## DATA LISTING

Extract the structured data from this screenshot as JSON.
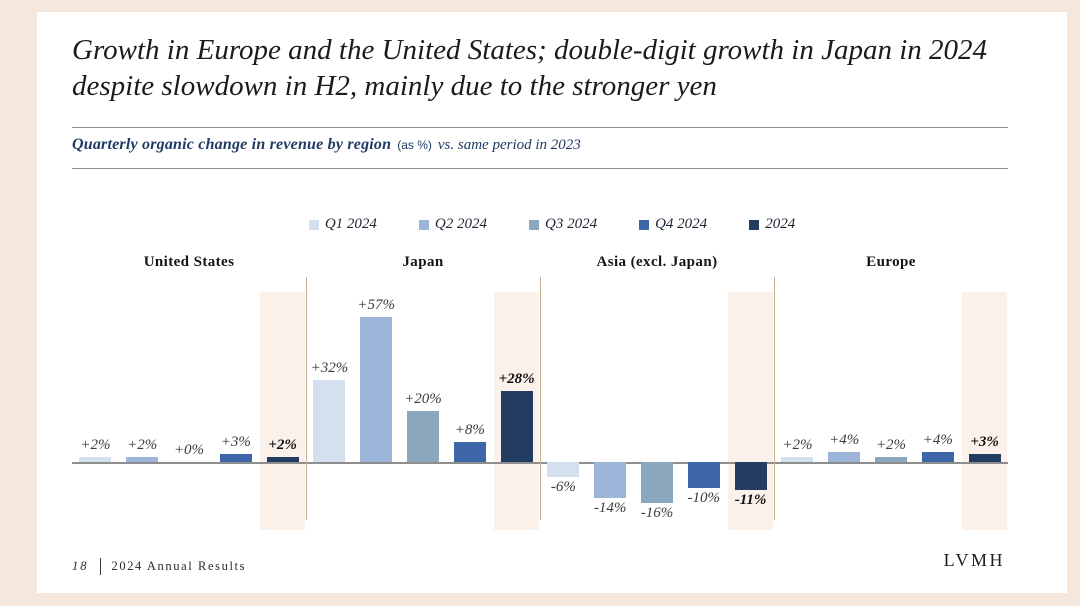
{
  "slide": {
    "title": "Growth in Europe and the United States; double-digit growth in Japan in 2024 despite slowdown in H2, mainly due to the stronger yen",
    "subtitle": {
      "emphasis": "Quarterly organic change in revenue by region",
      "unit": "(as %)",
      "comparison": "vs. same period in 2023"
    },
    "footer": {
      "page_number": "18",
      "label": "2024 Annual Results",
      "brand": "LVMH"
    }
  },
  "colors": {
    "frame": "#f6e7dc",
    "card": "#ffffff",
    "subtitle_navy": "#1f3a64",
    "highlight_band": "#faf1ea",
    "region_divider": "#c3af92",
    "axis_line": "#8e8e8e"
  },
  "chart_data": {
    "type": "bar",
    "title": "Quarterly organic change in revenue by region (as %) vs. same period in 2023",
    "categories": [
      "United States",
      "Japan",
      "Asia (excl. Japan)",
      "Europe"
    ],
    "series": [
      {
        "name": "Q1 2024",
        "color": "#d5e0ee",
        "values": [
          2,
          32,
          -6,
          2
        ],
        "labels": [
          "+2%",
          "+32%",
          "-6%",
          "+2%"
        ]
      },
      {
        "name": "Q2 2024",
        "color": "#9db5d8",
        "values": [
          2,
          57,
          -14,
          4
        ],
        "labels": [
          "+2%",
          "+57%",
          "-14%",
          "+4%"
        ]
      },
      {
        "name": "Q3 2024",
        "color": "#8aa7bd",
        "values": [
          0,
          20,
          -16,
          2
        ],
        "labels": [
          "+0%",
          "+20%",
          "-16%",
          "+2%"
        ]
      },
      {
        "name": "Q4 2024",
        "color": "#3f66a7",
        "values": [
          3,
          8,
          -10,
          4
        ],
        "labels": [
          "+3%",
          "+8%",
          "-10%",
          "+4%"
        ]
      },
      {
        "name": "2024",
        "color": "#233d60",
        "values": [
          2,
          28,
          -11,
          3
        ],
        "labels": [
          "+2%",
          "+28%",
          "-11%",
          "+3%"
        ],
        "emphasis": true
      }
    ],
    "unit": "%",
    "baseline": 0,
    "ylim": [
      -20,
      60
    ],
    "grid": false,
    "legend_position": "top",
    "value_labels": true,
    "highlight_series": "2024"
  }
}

## OBJECTIVE
Set down the lines of the records above exactly, apart from the pictures.

## WORKED SOLUTION
Extract the structured data from this screenshot as JSON.
{
  "slide": {
    "title": "Growth in Europe and the United States; double-digit growth in Japan in 2024 despite slowdown in H2, mainly due to the stronger yen",
    "subtitle": {
      "emphasis": "Quarterly organic change in revenue by region",
      "unit": "(as %)",
      "comparison": "vs. same period in 2023"
    },
    "footer": {
      "page_number": "18",
      "label": "2024 Annual Results",
      "brand": "LVMH"
    }
  },
  "colors": {
    "frame": "#f6e7dc",
    "card": "#ffffff",
    "subtitle_navy": "#1f3a64",
    "highlight_band": "#faf1ea",
    "region_divider": "#c3af92",
    "axis_line": "#8e8e8e"
  },
  "chart_data": {
    "type": "bar",
    "title": "Quarterly organic change in revenue by region (as %) vs. same period in 2023",
    "categories": [
      "United States",
      "Japan",
      "Asia (excl. Japan)",
      "Europe"
    ],
    "series": [
      {
        "name": "Q1 2024",
        "color": "#d5e0ee",
        "values": [
          2,
          32,
          -6,
          2
        ],
        "labels": [
          "+2%",
          "+32%",
          "-6%",
          "+2%"
        ]
      },
      {
        "name": "Q2 2024",
        "color": "#9db5d8",
        "values": [
          2,
          57,
          -14,
          4
        ],
        "labels": [
          "+2%",
          "+57%",
          "-14%",
          "+4%"
        ]
      },
      {
        "name": "Q3 2024",
        "color": "#8aa7bd",
        "values": [
          0,
          20,
          -16,
          2
        ],
        "labels": [
          "+0%",
          "+20%",
          "-16%",
          "+2%"
        ]
      },
      {
        "name": "Q4 2024",
        "color": "#3f66a7",
        "values": [
          3,
          8,
          -10,
          4
        ],
        "labels": [
          "+3%",
          "+8%",
          "-10%",
          "+4%"
        ]
      },
      {
        "name": "2024",
        "color": "#233d60",
        "values": [
          2,
          28,
          -11,
          3
        ],
        "labels": [
          "+2%",
          "+28%",
          "-11%",
          "+3%"
        ],
        "emphasis": true
      }
    ],
    "unit": "%",
    "baseline": 0,
    "ylim": [
      -20,
      60
    ],
    "grid": false,
    "legend_position": "top",
    "value_labels": true,
    "highlight_series": "2024"
  }
}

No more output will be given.